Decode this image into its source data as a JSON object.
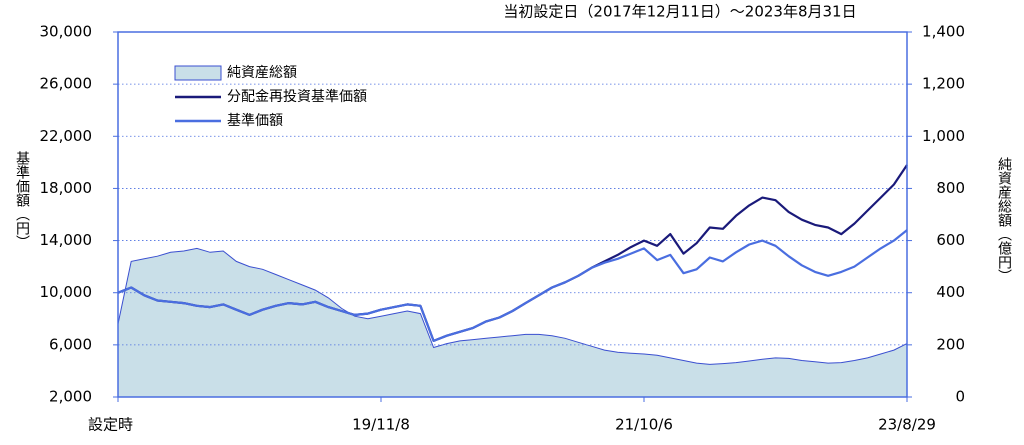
{
  "chart_data": {
    "type": "line",
    "title": "当初設定日（2017年12月11日）～2023年8月31日",
    "y_label": "基準価額（円）",
    "y2_label": "純資産総額（億円）",
    "categories": [
      "設定時",
      null,
      null,
      null,
      null,
      null,
      null,
      null,
      null,
      null,
      null,
      null,
      null,
      null,
      null,
      null,
      null,
      null,
      null,
      null,
      "19/11/8",
      null,
      null,
      null,
      null,
      null,
      null,
      null,
      null,
      null,
      null,
      null,
      null,
      null,
      null,
      null,
      null,
      null,
      null,
      null,
      "21/10/6",
      null,
      null,
      null,
      null,
      null,
      null,
      null,
      null,
      null,
      null,
      null,
      null,
      null,
      null,
      null,
      null,
      null,
      null,
      null,
      "23/8/29"
    ],
    "series": [
      {
        "name": "純資産総額",
        "type": "area",
        "axis": "y2",
        "color": "#c9dfe8",
        "line_color": "#3a4fd0",
        "values": [
          280,
          520,
          530,
          540,
          555,
          560,
          570,
          555,
          560,
          520,
          500,
          490,
          470,
          450,
          430,
          410,
          380,
          340,
          310,
          300,
          310,
          320,
          330,
          320,
          190,
          205,
          215,
          220,
          225,
          230,
          235,
          240,
          240,
          235,
          225,
          210,
          195,
          180,
          172,
          168,
          165,
          160,
          150,
          140,
          130,
          125,
          128,
          132,
          138,
          145,
          150,
          148,
          140,
          135,
          130,
          132,
          140,
          150,
          165,
          180,
          205
        ]
      },
      {
        "name": "分配金再投資基準価額",
        "type": "line",
        "color": "#1a1a7a",
        "values": [
          10000,
          10400,
          9800,
          9400,
          9300,
          9200,
          9000,
          8900,
          9100,
          8700,
          8300,
          8700,
          9000,
          9200,
          9100,
          9300,
          8900,
          8600,
          8300,
          8400,
          8700,
          8900,
          9100,
          9000,
          6300,
          6700,
          7000,
          7300,
          7800,
          8100,
          8600,
          9200,
          9800,
          10400,
          10800,
          11300,
          11900,
          12400,
          12900,
          13500,
          14000,
          13600,
          14500,
          13000,
          13800,
          15000,
          14900,
          15900,
          16700,
          17300,
          17100,
          16200,
          15600,
          15200,
          15000,
          14500,
          15300,
          16300,
          17300,
          18300,
          19800
        ]
      },
      {
        "name": "基準価額",
        "type": "line",
        "color": "#4a6ee0",
        "values": [
          10000,
          10400,
          9800,
          9400,
          9300,
          9200,
          9000,
          8900,
          9100,
          8700,
          8300,
          8700,
          9000,
          9200,
          9100,
          9300,
          8900,
          8600,
          8300,
          8400,
          8700,
          8900,
          9100,
          9000,
          6300,
          6700,
          7000,
          7300,
          7800,
          8100,
          8600,
          9200,
          9800,
          10400,
          10800,
          11300,
          11900,
          12300,
          12600,
          13000,
          13400,
          12500,
          12900,
          11500,
          11800,
          12700,
          12400,
          13100,
          13700,
          14000,
          13600,
          12800,
          12100,
          11600,
          11300,
          11600,
          12000,
          12700,
          13400,
          14000,
          14800
        ]
      }
    ],
    "ylim": [
      2000,
      30000
    ],
    "yticks": [
      {
        "value": 2000,
        "label": "2,000"
      },
      {
        "value": 6000,
        "label": "6,000"
      },
      {
        "value": 10000,
        "label": "10,000"
      },
      {
        "value": 14000,
        "label": "14,000"
      },
      {
        "value": 18000,
        "label": "18,000"
      },
      {
        "value": 22000,
        "label": "22,000"
      },
      {
        "value": 26000,
        "label": "26,000"
      },
      {
        "value": 30000,
        "label": "30,000"
      }
    ],
    "y2lim": [
      0,
      1400
    ],
    "y2ticks": [
      0,
      200,
      400,
      600,
      800,
      {
        "value": 1000,
        "label": "1,000"
      },
      {
        "value": 1200,
        "label": "1,200"
      },
      {
        "value": 1400,
        "label": "1,400"
      }
    ],
    "grid": true,
    "legend": "upper left"
  }
}
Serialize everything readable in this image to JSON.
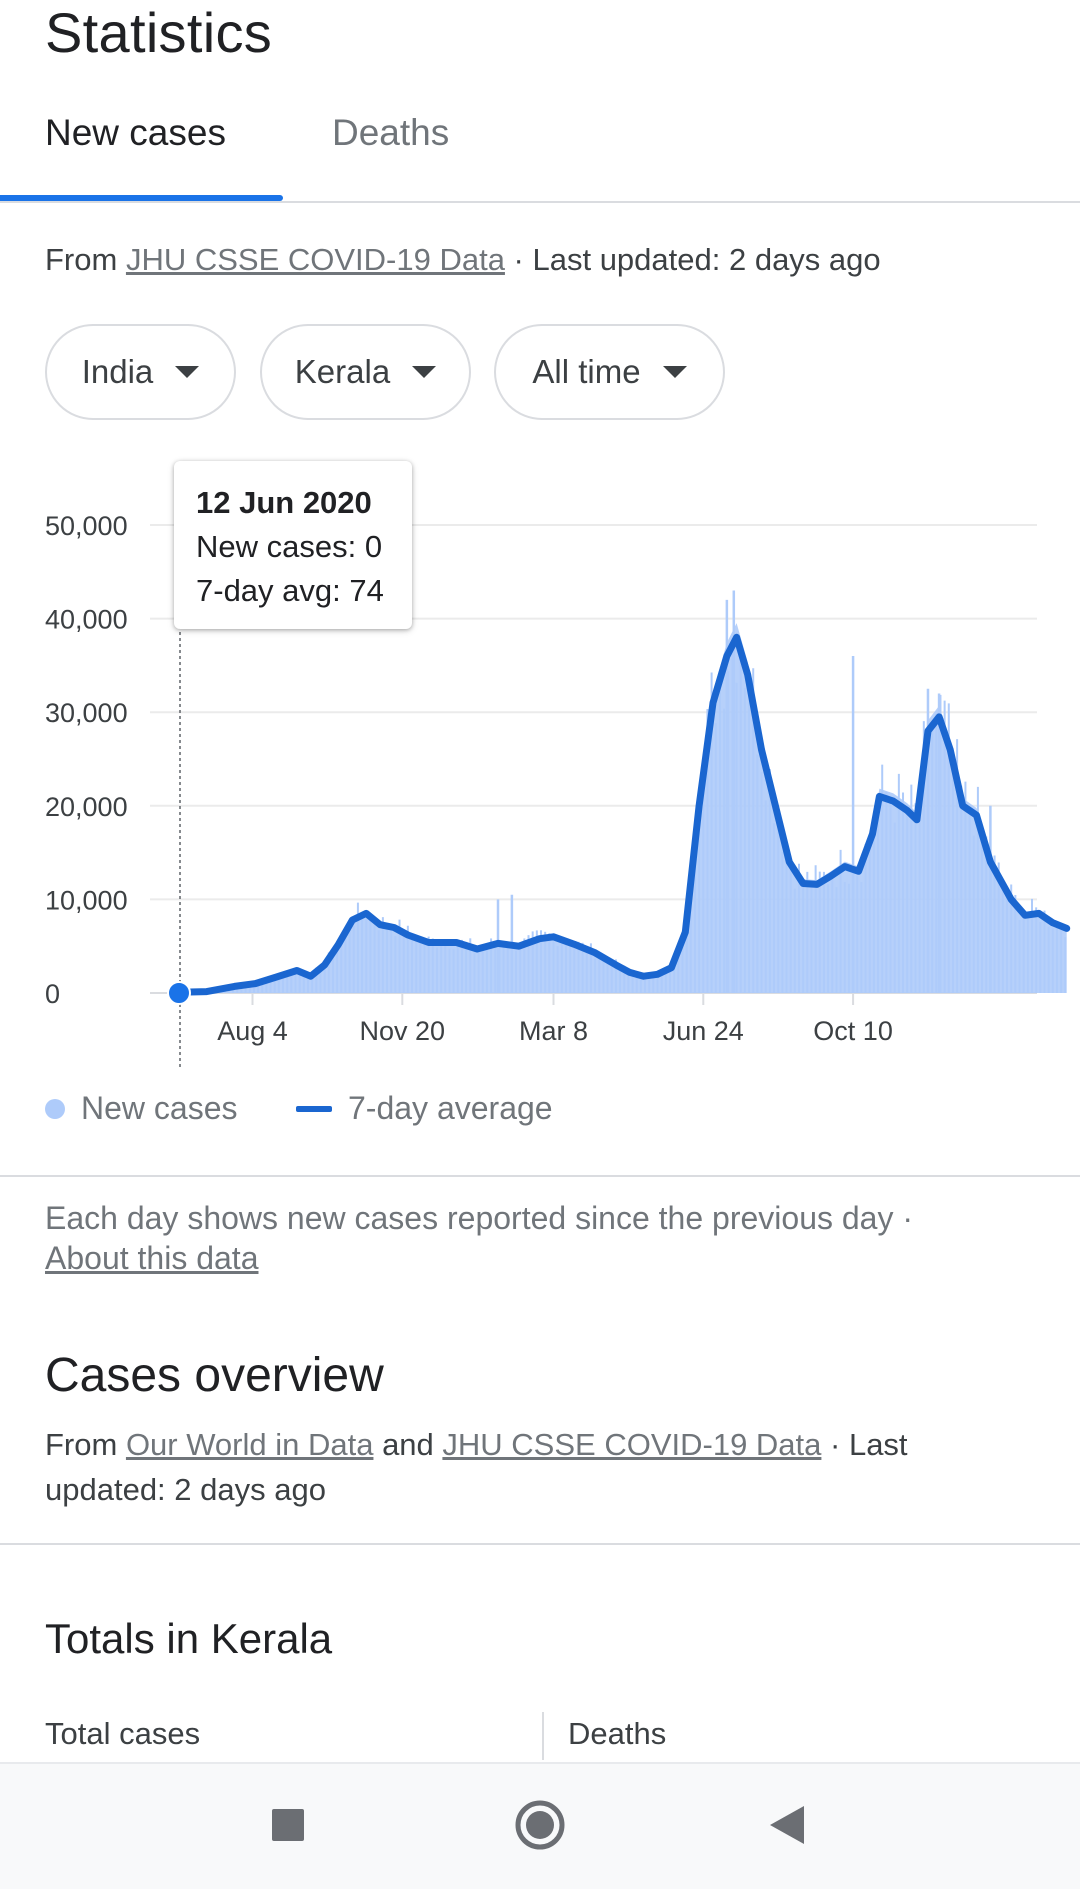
{
  "header": {
    "title": "Statistics"
  },
  "tabs": [
    {
      "label": "New cases",
      "active": true
    },
    {
      "label": "Deaths",
      "active": false
    }
  ],
  "source": {
    "prefix": "From ",
    "link": "JHU CSSE COVID-19 Data",
    "suffix": " · Last updated: 2 days ago"
  },
  "filters": {
    "country": "India",
    "region": "Kerala",
    "range": "All time"
  },
  "tooltip": {
    "date": "12 Jun 2020",
    "new_cases": "New cases: 0",
    "avg": "7-day avg: 74"
  },
  "legend": {
    "bars": "New cases",
    "line": "7-day average"
  },
  "note": {
    "text": "Each day shows new cases reported since the previous day",
    "sep": " · ",
    "link": "About this data"
  },
  "overview": {
    "title": "Cases overview",
    "from": "From ",
    "link1": "Our World in Data",
    "and": " and ",
    "link2": "JHU CSSE COVID-19 Data",
    "suffix": " · Last updated: 2 days ago"
  },
  "totals": {
    "title": "Totals in Kerala",
    "col1": "Total cases",
    "col2": "Deaths"
  },
  "colors": {
    "accent": "#1a73e8",
    "line": "#1a66d0",
    "bars": "#aecbfa"
  },
  "icons": {
    "recents": "square-icon",
    "home": "circle-home-icon",
    "back": "triangle-back-icon"
  },
  "chart_data": {
    "type": "area",
    "yticks": [
      "50,000",
      "40,000",
      "30,000",
      "20,000",
      "10,000",
      "0"
    ],
    "ylim": [
      0,
      50000
    ],
    "xticks": [
      "Aug 4",
      "Nov 20",
      "Mar 8",
      "Jun 24",
      "Oct 10"
    ],
    "x_days": [
      0,
      53,
      161,
      270,
      378,
      486,
      515
    ],
    "series": [
      {
        "name": "7-day average",
        "points": [
          [
            0,
            74
          ],
          [
            20,
            150
          ],
          [
            40,
            700
          ],
          [
            55,
            1000
          ],
          [
            70,
            1700
          ],
          [
            85,
            2400
          ],
          [
            95,
            1800
          ],
          [
            105,
            3000
          ],
          [
            115,
            5200
          ],
          [
            125,
            7800
          ],
          [
            135,
            8500
          ],
          [
            145,
            7300
          ],
          [
            155,
            7000
          ],
          [
            165,
            6200
          ],
          [
            180,
            5400
          ],
          [
            200,
            5400
          ],
          [
            215,
            4700
          ],
          [
            230,
            5300
          ],
          [
            245,
            5000
          ],
          [
            260,
            5800
          ],
          [
            270,
            6000
          ],
          [
            285,
            5200
          ],
          [
            300,
            4300
          ],
          [
            315,
            3000
          ],
          [
            325,
            2200
          ],
          [
            335,
            1800
          ],
          [
            345,
            2000
          ],
          [
            355,
            2700
          ],
          [
            365,
            6500
          ],
          [
            375,
            20000
          ],
          [
            385,
            31000
          ],
          [
            395,
            36000
          ],
          [
            402,
            38000
          ],
          [
            410,
            34000
          ],
          [
            420,
            26000
          ],
          [
            430,
            20000
          ],
          [
            440,
            14000
          ],
          [
            450,
            11700
          ],
          [
            460,
            11600
          ],
          [
            470,
            12500
          ],
          [
            480,
            13500
          ],
          [
            490,
            13000
          ],
          [
            500,
            17000
          ],
          [
            505,
            21000
          ],
          [
            515,
            20500
          ],
          [
            525,
            19500
          ],
          [
            532,
            18500
          ],
          [
            540,
            28000
          ],
          [
            548,
            29500
          ],
          [
            556,
            26000
          ],
          [
            565,
            20000
          ],
          [
            575,
            19000
          ],
          [
            585,
            14000
          ],
          [
            600,
            10000
          ],
          [
            610,
            8300
          ],
          [
            620,
            8500
          ],
          [
            630,
            7500
          ],
          [
            640,
            6900
          ]
        ]
      }
    ]
  }
}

Work to complete - Give the data above again in full and unchanged, skipping the pictures.

Correct response -
Decode this image into its source data as a JSON object.
{
  "chart_data": {
    "type": "line",
    "title": "当初設定日（2017年12月11日）～2023年8月31日",
    "y_label": "基準価額（円）",
    "y2_label": "純資産総額（億円）",
    "categories": [
      "設定時",
      null,
      null,
      null,
      null,
      null,
      null,
      null,
      null,
      null,
      null,
      null,
      null,
      null,
      null,
      null,
      null,
      null,
      null,
      null,
      "19/11/8",
      null,
      null,
      null,
      null,
      null,
      null,
      null,
      null,
      null,
      null,
      null,
      null,
      null,
      null,
      null,
      null,
      null,
      null,
      null,
      "21/10/6",
      null,
      null,
      null,
      null,
      null,
      null,
      null,
      null,
      null,
      null,
      null,
      null,
      null,
      null,
      null,
      null,
      null,
      null,
      null,
      "23/8/29"
    ],
    "series": [
      {
        "name": "純資産総額",
        "type": "area",
        "axis": "y2",
        "color": "#c9dfe8",
        "line_color": "#3a4fd0",
        "values": [
          280,
          520,
          530,
          540,
          555,
          560,
          570,
          555,
          560,
          520,
          500,
          490,
          470,
          450,
          430,
          410,
          380,
          340,
          310,
          300,
          310,
          320,
          330,
          320,
          190,
          205,
          215,
          220,
          225,
          230,
          235,
          240,
          240,
          235,
          225,
          210,
          195,
          180,
          172,
          168,
          165,
          160,
          150,
          140,
          130,
          125,
          128,
          132,
          138,
          145,
          150,
          148,
          140,
          135,
          130,
          132,
          140,
          150,
          165,
          180,
          205
        ]
      },
      {
        "name": "分配金再投資基準価額",
        "type": "line",
        "color": "#1a1a7a",
        "values": [
          10000,
          10400,
          9800,
          9400,
          9300,
          9200,
          9000,
          8900,
          9100,
          8700,
          8300,
          8700,
          9000,
          9200,
          9100,
          9300,
          8900,
          8600,
          8300,
          8400,
          8700,
          8900,
          9100,
          9000,
          6300,
          6700,
          7000,
          7300,
          7800,
          8100,
          8600,
          9200,
          9800,
          10400,
          10800,
          11300,
          11900,
          12400,
          12900,
          13500,
          14000,
          13600,
          14500,
          13000,
          13800,
          15000,
          14900,
          15900,
          16700,
          17300,
          17100,
          16200,
          15600,
          15200,
          15000,
          14500,
          15300,
          16300,
          17300,
          18300,
          19800
        ]
      },
      {
        "name": "基準価額",
        "type": "line",
        "color": "#4a6ee0",
        "values": [
          10000,
          10400,
          9800,
          9400,
          9300,
          9200,
          9000,
          8900,
          9100,
          8700,
          8300,
          8700,
          9000,
          9200,
          9100,
          9300,
          8900,
          8600,
          8300,
          8400,
          8700,
          8900,
          9100,
          9000,
          6300,
          6700,
          7000,
          7300,
          7800,
          8100,
          8600,
          9200,
          9800,
          10400,
          10800,
          11300,
          11900,
          12300,
          12600,
          13000,
          13400,
          12500,
          12900,
          11500,
          11800,
          12700,
          12400,
          13100,
          13700,
          14000,
          13600,
          12800,
          12100,
          11600,
          11300,
          11600,
          12000,
          12700,
          13400,
          14000,
          14800
        ]
      }
    ],
    "ylim": [
      2000,
      30000
    ],
    "yticks": [
      {
        "value": 2000,
        "label": "2,000"
      },
      {
        "value": 6000,
        "label": "6,000"
      },
      {
        "value": 10000,
        "label": "10,000"
      },
      {
        "value": 14000,
        "label": "14,000"
      },
      {
        "value": 18000,
        "label": "18,000"
      },
      {
        "value": 22000,
        "label": "22,000"
      },
      {
        "value": 26000,
        "label": "26,000"
      },
      {
        "value": 30000,
        "label": "30,000"
      }
    ],
    "y2lim": [
      0,
      1400
    ],
    "y2ticks": [
      0,
      200,
      400,
      600,
      800,
      {
        "value": 1000,
        "label": "1,000"
      },
      {
        "value": 1200,
        "label": "1,200"
      },
      {
        "value": 1400,
        "label": "1,400"
      }
    ],
    "grid": true,
    "legend": "upper left"
  }
}
Serialize everything readable in this image to JSON.
{
  "header": {
    "title": "Statistics"
  },
  "tabs": [
    {
      "label": "New cases",
      "active": true
    },
    {
      "label": "Deaths",
      "active": false
    }
  ],
  "source": {
    "prefix": "From ",
    "link": "JHU CSSE COVID-19 Data",
    "suffix": " · Last updated: 2 days ago"
  },
  "filters": {
    "country": "India",
    "region": "Kerala",
    "range": "All time"
  },
  "tooltip": {
    "date": "12 Jun 2020",
    "new_cases": "New cases: 0",
    "avg": "7-day avg: 74"
  },
  "legend": {
    "bars": "New cases",
    "line": "7-day average"
  },
  "note": {
    "text": "Each day shows new cases reported since the previous day",
    "sep": " · ",
    "link": "About this data"
  },
  "overview": {
    "title": "Cases overview",
    "from": "From ",
    "link1": "Our World in Data",
    "and": " and ",
    "link2": "JHU CSSE COVID-19 Data",
    "suffix": " · Last updated: 2 days ago"
  },
  "totals": {
    "title": "Totals in Kerala",
    "col1": "Total cases",
    "col2": "Deaths"
  },
  "colors": {
    "accent": "#1a73e8",
    "line": "#1a66d0",
    "bars": "#aecbfa"
  },
  "icons": {
    "recents": "square-icon",
    "home": "circle-home-icon",
    "back": "triangle-back-icon"
  },
  "chart_data": {
    "type": "area",
    "yticks": [
      "50,000",
      "40,000",
      "30,000",
      "20,000",
      "10,000",
      "0"
    ],
    "ylim": [
      0,
      50000
    ],
    "xticks": [
      "Aug 4",
      "Nov 20",
      "Mar 8",
      "Jun 24",
      "Oct 10"
    ],
    "x_days": [
      0,
      53,
      161,
      270,
      378,
      486,
      515
    ],
    "series": [
      {
        "name": "7-day average",
        "points": [
          [
            0,
            74
          ],
          [
            20,
            150
          ],
          [
            40,
            700
          ],
          [
            55,
            1000
          ],
          [
            70,
            1700
          ],
          [
            85,
            2400
          ],
          [
            95,
            1800
          ],
          [
            105,
            3000
          ],
          [
            115,
            5200
          ],
          [
            125,
            7800
          ],
          [
            135,
            8500
          ],
          [
            145,
            7300
          ],
          [
            155,
            7000
          ],
          [
            165,
            6200
          ],
          [
            180,
            5400
          ],
          [
            200,
            5400
          ],
          [
            215,
            4700
          ],
          [
            230,
            5300
          ],
          [
            245,
            5000
          ],
          [
            260,
            5800
          ],
          [
            270,
            6000
          ],
          [
            285,
            5200
          ],
          [
            300,
            4300
          ],
          [
            315,
            3000
          ],
          [
            325,
            2200
          ],
          [
            335,
            1800
          ],
          [
            345,
            2000
          ],
          [
            355,
            2700
          ],
          [
            365,
            6500
          ],
          [
            375,
            20000
          ],
          [
            385,
            31000
          ],
          [
            395,
            36000
          ],
          [
            402,
            38000
          ],
          [
            410,
            34000
          ],
          [
            420,
            26000
          ],
          [
            430,
            20000
          ],
          [
            440,
            14000
          ],
          [
            450,
            11700
          ],
          [
            460,
            11600
          ],
          [
            470,
            12500
          ],
          [
            480,
            13500
          ],
          [
            490,
            13000
          ],
          [
            500,
            17000
          ],
          [
            505,
            21000
          ],
          [
            515,
            20500
          ],
          [
            525,
            19500
          ],
          [
            532,
            18500
          ],
          [
            540,
            28000
          ],
          [
            548,
            29500
          ],
          [
            556,
            26000
          ],
          [
            565,
            20000
          ],
          [
            575,
            19000
          ],
          [
            585,
            14000
          ],
          [
            600,
            10000
          ],
          [
            610,
            8300
          ],
          [
            620,
            8500
          ],
          [
            630,
            7500
          ],
          [
            640,
            6900
          ]
        ]
      }
    ]
  }
}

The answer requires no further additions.